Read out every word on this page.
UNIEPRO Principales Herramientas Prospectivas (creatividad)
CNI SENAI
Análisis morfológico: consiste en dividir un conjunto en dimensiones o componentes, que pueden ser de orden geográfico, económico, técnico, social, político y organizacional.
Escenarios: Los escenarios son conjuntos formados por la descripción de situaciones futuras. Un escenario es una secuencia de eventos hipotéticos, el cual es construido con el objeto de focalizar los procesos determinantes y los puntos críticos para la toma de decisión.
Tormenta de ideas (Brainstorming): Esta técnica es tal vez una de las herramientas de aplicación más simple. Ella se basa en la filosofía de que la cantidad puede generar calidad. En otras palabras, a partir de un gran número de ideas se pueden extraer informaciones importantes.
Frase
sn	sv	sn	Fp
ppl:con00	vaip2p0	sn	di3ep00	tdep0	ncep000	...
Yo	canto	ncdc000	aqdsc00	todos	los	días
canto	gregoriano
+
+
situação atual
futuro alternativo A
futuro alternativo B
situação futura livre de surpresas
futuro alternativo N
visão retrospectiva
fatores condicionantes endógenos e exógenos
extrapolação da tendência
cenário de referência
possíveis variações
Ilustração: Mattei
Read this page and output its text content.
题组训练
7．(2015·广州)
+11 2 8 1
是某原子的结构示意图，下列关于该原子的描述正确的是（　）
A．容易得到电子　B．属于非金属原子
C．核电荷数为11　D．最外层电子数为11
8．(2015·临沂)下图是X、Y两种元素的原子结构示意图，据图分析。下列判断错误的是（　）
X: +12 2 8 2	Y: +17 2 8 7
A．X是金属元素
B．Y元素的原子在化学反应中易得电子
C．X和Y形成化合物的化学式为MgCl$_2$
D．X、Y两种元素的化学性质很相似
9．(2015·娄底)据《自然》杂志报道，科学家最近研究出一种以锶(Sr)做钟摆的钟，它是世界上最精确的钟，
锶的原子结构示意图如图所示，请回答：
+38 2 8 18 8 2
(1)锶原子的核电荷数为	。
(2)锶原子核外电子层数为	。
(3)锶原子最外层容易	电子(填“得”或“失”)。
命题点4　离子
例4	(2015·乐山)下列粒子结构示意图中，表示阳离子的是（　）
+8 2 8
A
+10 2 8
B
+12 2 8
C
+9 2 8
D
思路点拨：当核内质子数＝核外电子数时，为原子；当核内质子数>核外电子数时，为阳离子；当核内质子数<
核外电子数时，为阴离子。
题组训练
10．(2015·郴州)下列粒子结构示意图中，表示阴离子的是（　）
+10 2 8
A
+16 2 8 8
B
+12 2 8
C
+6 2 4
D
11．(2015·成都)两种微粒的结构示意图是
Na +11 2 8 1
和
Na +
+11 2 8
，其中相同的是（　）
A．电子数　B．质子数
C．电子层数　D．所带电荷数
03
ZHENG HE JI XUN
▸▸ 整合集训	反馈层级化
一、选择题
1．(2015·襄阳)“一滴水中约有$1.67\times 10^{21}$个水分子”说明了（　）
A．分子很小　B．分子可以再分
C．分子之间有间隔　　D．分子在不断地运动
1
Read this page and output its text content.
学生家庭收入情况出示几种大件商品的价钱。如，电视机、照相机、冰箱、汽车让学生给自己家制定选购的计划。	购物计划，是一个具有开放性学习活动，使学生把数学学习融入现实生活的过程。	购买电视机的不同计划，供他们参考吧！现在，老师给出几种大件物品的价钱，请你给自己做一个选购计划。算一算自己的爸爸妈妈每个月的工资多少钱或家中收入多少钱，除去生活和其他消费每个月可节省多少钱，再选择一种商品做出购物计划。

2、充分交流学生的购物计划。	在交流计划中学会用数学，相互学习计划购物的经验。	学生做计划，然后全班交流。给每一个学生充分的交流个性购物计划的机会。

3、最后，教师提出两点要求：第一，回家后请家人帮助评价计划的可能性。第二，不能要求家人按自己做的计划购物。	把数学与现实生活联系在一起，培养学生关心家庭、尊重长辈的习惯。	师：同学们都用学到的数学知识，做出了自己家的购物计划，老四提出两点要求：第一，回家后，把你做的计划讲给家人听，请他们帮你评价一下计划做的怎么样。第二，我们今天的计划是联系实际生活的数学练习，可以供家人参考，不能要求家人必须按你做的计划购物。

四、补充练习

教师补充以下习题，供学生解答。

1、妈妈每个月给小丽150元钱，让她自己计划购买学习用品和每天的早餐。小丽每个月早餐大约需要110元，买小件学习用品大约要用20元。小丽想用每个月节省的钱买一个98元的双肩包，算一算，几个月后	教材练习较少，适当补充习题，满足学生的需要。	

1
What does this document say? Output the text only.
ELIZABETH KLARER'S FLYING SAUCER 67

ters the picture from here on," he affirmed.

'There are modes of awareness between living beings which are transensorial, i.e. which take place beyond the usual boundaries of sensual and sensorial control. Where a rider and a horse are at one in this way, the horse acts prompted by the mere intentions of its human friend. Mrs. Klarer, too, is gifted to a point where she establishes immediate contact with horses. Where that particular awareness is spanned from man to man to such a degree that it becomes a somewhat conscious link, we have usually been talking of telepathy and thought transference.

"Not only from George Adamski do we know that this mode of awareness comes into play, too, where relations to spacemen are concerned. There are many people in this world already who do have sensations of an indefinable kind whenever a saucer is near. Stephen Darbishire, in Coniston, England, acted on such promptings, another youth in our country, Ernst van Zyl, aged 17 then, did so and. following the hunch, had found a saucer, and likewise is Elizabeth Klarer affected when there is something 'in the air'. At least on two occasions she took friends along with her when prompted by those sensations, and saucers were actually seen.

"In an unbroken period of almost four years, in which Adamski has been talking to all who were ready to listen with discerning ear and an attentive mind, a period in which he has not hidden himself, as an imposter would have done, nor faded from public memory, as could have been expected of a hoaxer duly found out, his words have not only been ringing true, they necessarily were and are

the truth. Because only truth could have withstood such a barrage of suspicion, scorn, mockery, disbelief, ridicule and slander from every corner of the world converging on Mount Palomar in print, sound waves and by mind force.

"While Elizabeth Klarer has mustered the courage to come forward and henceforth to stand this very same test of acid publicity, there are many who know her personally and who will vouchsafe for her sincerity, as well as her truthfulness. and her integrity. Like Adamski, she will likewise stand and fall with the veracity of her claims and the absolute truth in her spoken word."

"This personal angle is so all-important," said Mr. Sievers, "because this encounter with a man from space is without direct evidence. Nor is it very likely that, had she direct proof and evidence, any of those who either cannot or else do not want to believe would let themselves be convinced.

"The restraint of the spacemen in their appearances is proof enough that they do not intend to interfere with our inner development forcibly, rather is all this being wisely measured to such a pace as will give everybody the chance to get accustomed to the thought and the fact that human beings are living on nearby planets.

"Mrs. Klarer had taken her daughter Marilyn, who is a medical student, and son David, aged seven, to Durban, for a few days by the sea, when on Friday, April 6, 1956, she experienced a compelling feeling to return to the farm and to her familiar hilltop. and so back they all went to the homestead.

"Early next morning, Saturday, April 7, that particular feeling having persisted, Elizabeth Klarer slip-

● **SET EXERCISE**: Read through the entries and copy every line that includes "will".

● **WORKED ANSWER**:
"While Elizabeth Klarer has mustered the courage to come forward and henceforth to stand this very same test of acid publicity, there are many who know her personally and who will vouchsafe for her sincerity, as well as her truthfulness. and her integrity. Like Adamski, she will likewise stand and fall with the veracity of her claims and the absolute truth in her spoken word."
"The restraint of the spacemen in their appearances is proof enough that they do not intend to interfere with our inner development forcibly, rather is all this being wisely measured to such a pace as will give everybody the chance to get accustomed to the thought and the fact that human beings are living on nearby planets.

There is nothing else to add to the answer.